═════ DOCUMENT EXTRACT ═════

Every morning in Africa, a gazelle wakes up. It knows it must outrun the fastest lion or it will be killed. Every morning in Africa, a lion wakes up. It knows it must run faster than the slowest gazelle, or it will starve. It doesn't matter whether you're a lion or a gazelle -- when the sun comes up, you'd better be running.
-- proverb attributed to Roger Bannister (first man to break the 4 minute mile)

At a startup, there are inevitably moments when you question whether or not you're moving too fast. From defects, regressions, and poor performance to missed requirements, and reimplemented requirements. Now you have more customers, you're investing more in marketing, you can't afford the mistakes you used to be able to tolerate. Your startup team wants to begin establishing slower, more measured process for greater predictability and fewer mistakes. You might think about hiring a more "experienced" program manager or project manager, maybe you think about moving to a waterfall process. Although it seems counter-intuitive, you must not slow down... you need to speed up. In his post, Speed up or slow down? lean startup evangelist Eric Ries refers to this as the speed-up-or-slow-down-moment. Eric advocates for speeding up -- "The day-to-day process that startups build should also attempt to maximize speed of learning." Not only do I strongly agree with the need to speed up, I believe you need to speed up regardless of your company's current size, age or market cap. You need to focus on staying lean and agile -- or suffer the fate of the slowest gazelle...

I'd like to use Eric's broadened definition of a startup, with minor modification:

"A startup is a human institution designed to create a ~~new~~ product or service under conditions of extreme uncertainty."

═════ RECORD SET ═════

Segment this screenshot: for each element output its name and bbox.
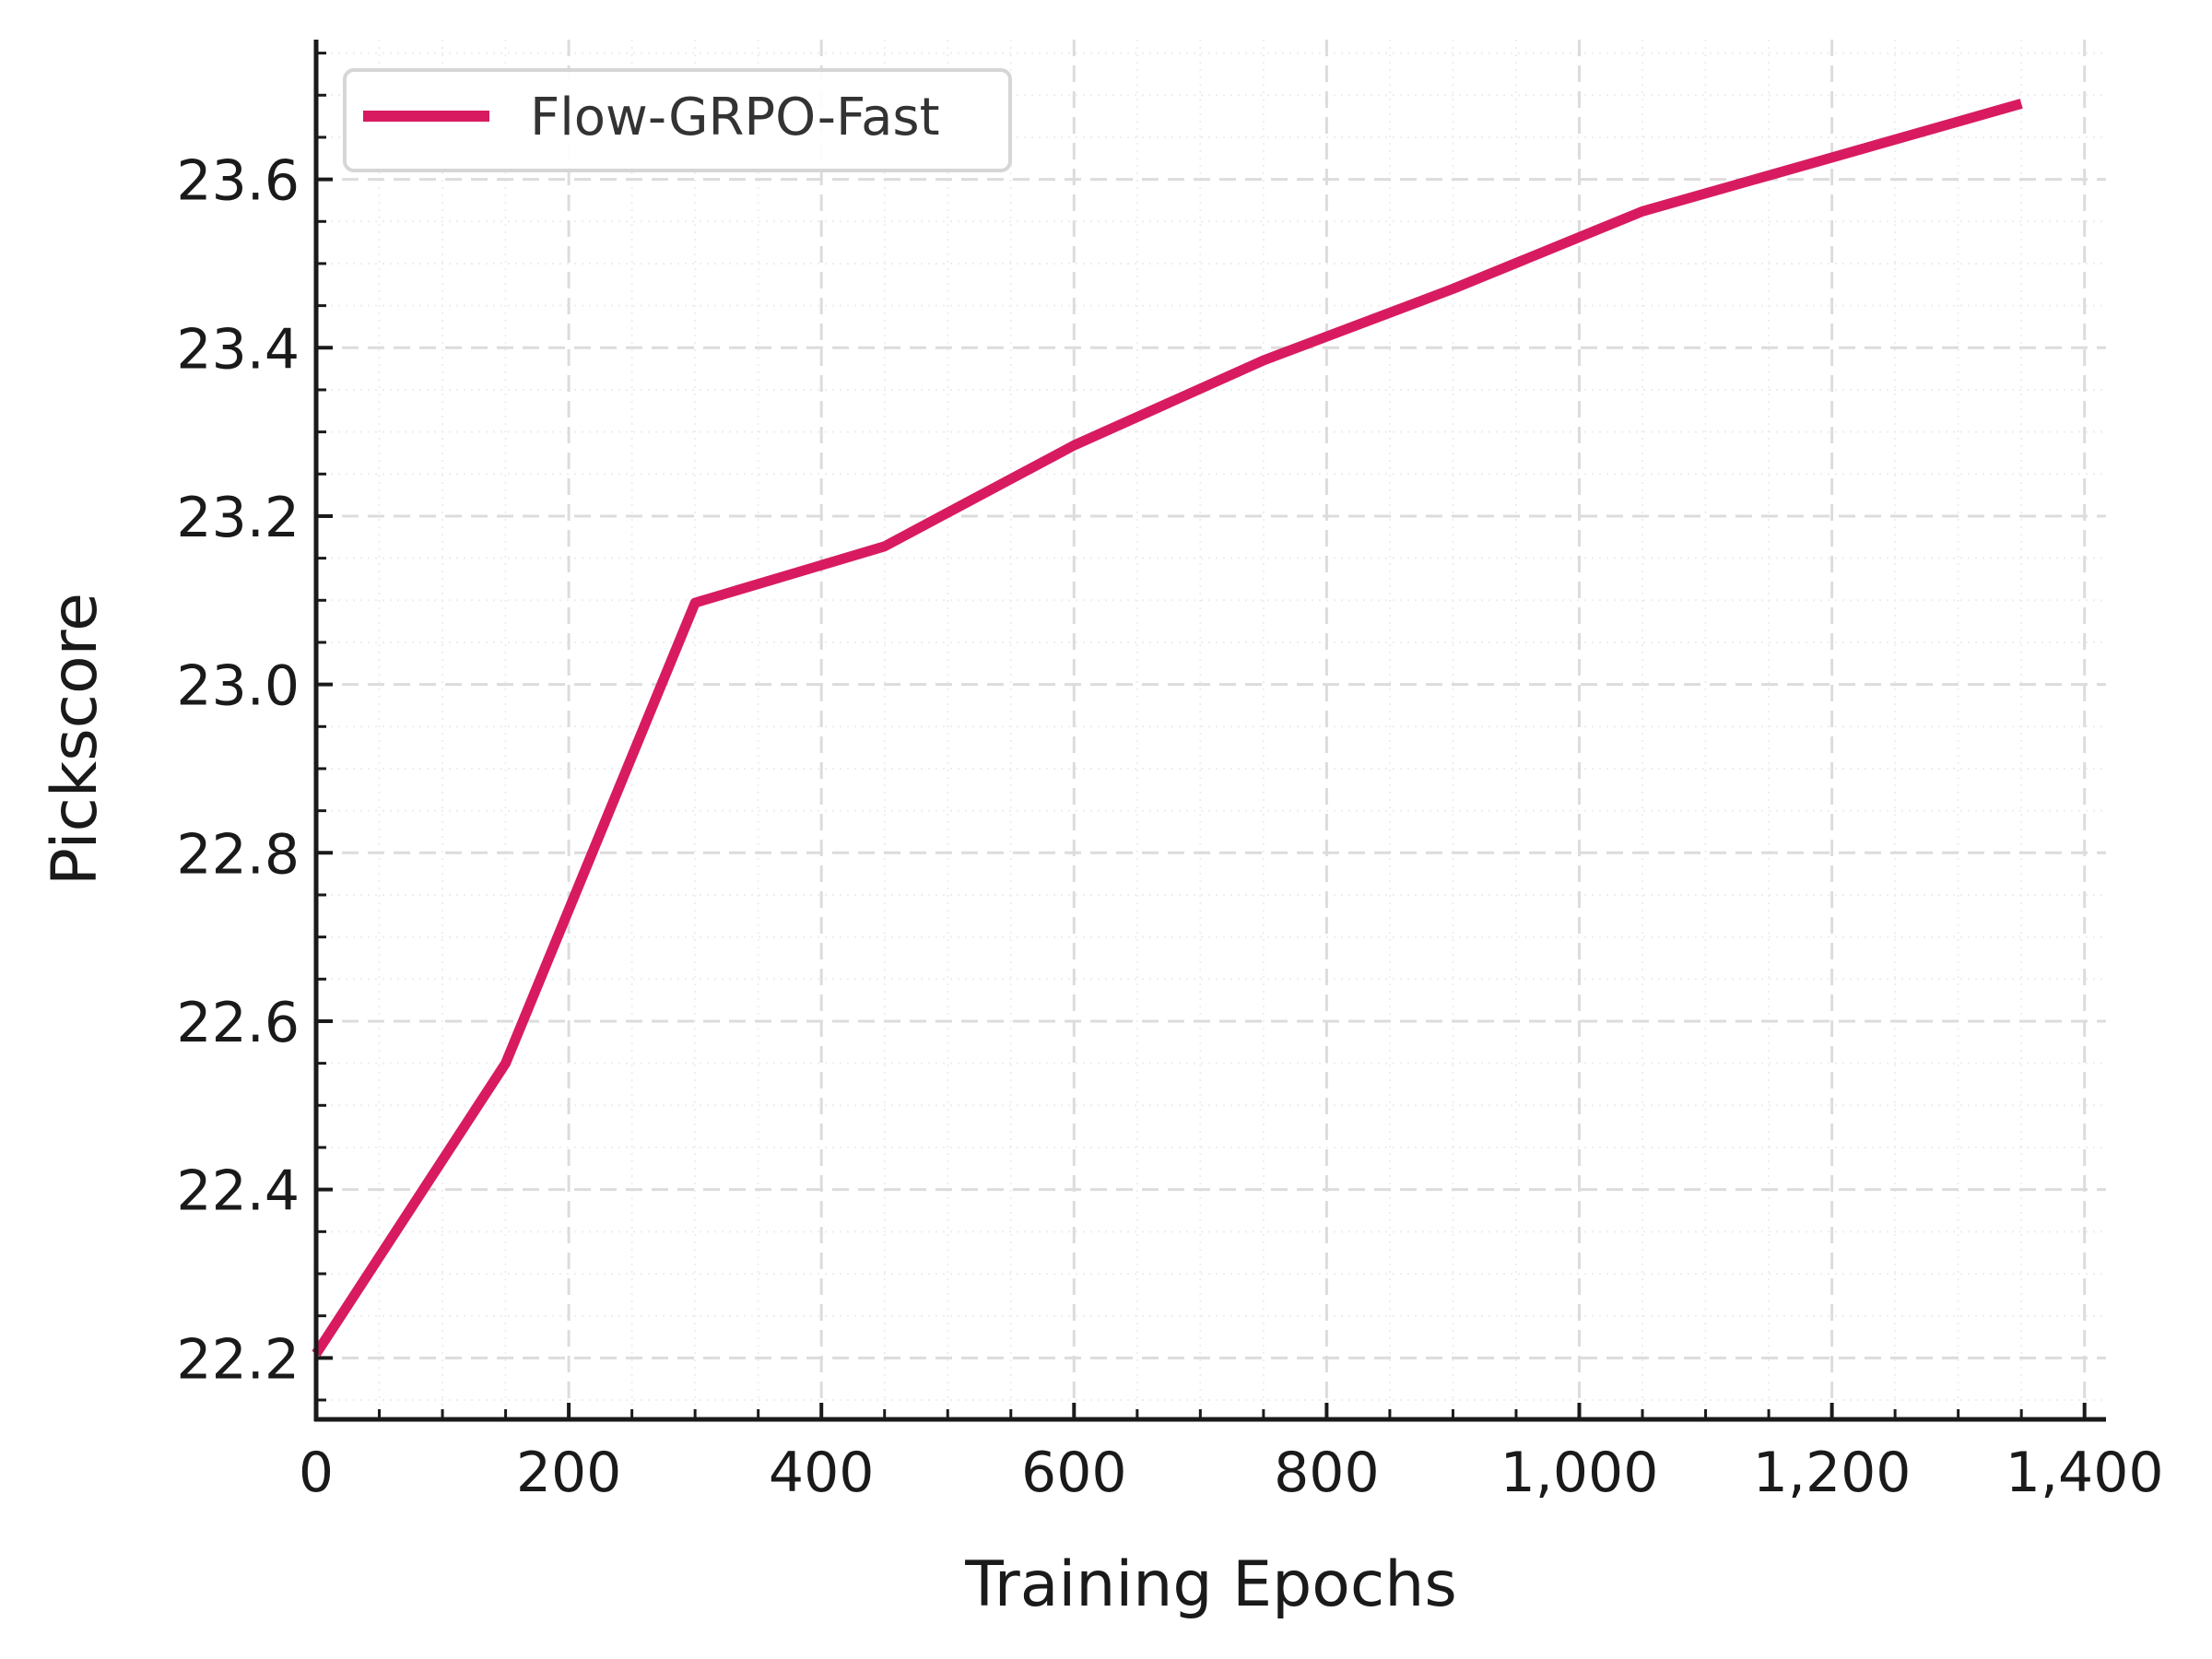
y-tick-label: 22.2 xyxy=(176,1327,300,1392)
x-tick-label: 800 xyxy=(1274,1441,1380,1505)
series-line-flow-grpo-fast xyxy=(312,99,2023,1357)
y-axis-label: Pickscore xyxy=(39,593,112,886)
legend: Flow-GRPO-Fast xyxy=(343,68,1012,172)
x-tick-label: 1,400 xyxy=(2006,1441,2164,1505)
y-tick-label: 23.4 xyxy=(176,317,300,382)
y-tick-label: 22.4 xyxy=(176,1159,300,1224)
x-tick-label: 0 xyxy=(299,1441,334,1505)
y-tick-label: 22.8 xyxy=(176,822,300,887)
x-tick-label: 200 xyxy=(516,1441,622,1505)
major-grid xyxy=(316,40,2106,1419)
x-tick-label: 1,200 xyxy=(1753,1441,1912,1505)
y-tick-label: 23.2 xyxy=(176,486,300,550)
x-axis-ticks: 0 200 400 600 800 1,000 1,200 1,400 xyxy=(299,1403,2164,1505)
y-tick-label: 22.6 xyxy=(176,991,300,1055)
y-tick-label: 23.0 xyxy=(176,654,300,719)
legend-box xyxy=(343,68,1012,172)
series-layer xyxy=(312,99,2023,1357)
legend-label: Flow-GRPO-Fast xyxy=(530,88,940,147)
x-tick-label: 400 xyxy=(769,1441,875,1505)
x-tick-label: 600 xyxy=(1021,1441,1127,1505)
axes xyxy=(313,40,2106,1422)
x-axis-label: Training Epochs xyxy=(964,1548,1457,1621)
minor-grid xyxy=(316,40,2106,1419)
y-tick-label: 23.6 xyxy=(176,149,300,214)
x-tick-label: 1,000 xyxy=(1500,1441,1659,1505)
y-axis-ticks: 22.2 22.4 22.6 22.8 23.0 23.2 23.4 23.6 xyxy=(176,52,333,1402)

═════

**TASKS:**
1/ Print the passage about startup speed, copying it word for word between "Every morning in Africa, a gazelle" and "4 minute mile)", inclusive.
2/ The passage about startup speed lists problems that make a startup wonder whether it is moving too fast. Name every one of them.
3/ According to the passage about startup speed, why can a growing startup no longer afford the mistakes it once tolerated?

**COMPLETE ANSWERS:**
1/
Every morning in Africa, a gazelle wakes up. It knows it must outrun the fastest lion or it will be killed. Every morning in Africa, a lion wakes up. It knows it must run faster than the slowest gazelle, or it will starve. It doesn't matter whether you're a lion or a gazelle -- when the sun comes up, you'd better be running.
-- proverb attributed to Roger Bannister (first man to break the 4 minute mile)

2/ Defects, regressions, poor performance, missed requirements, and reimplemented requirements.

3/ It now has more customers and is investing more in marketing.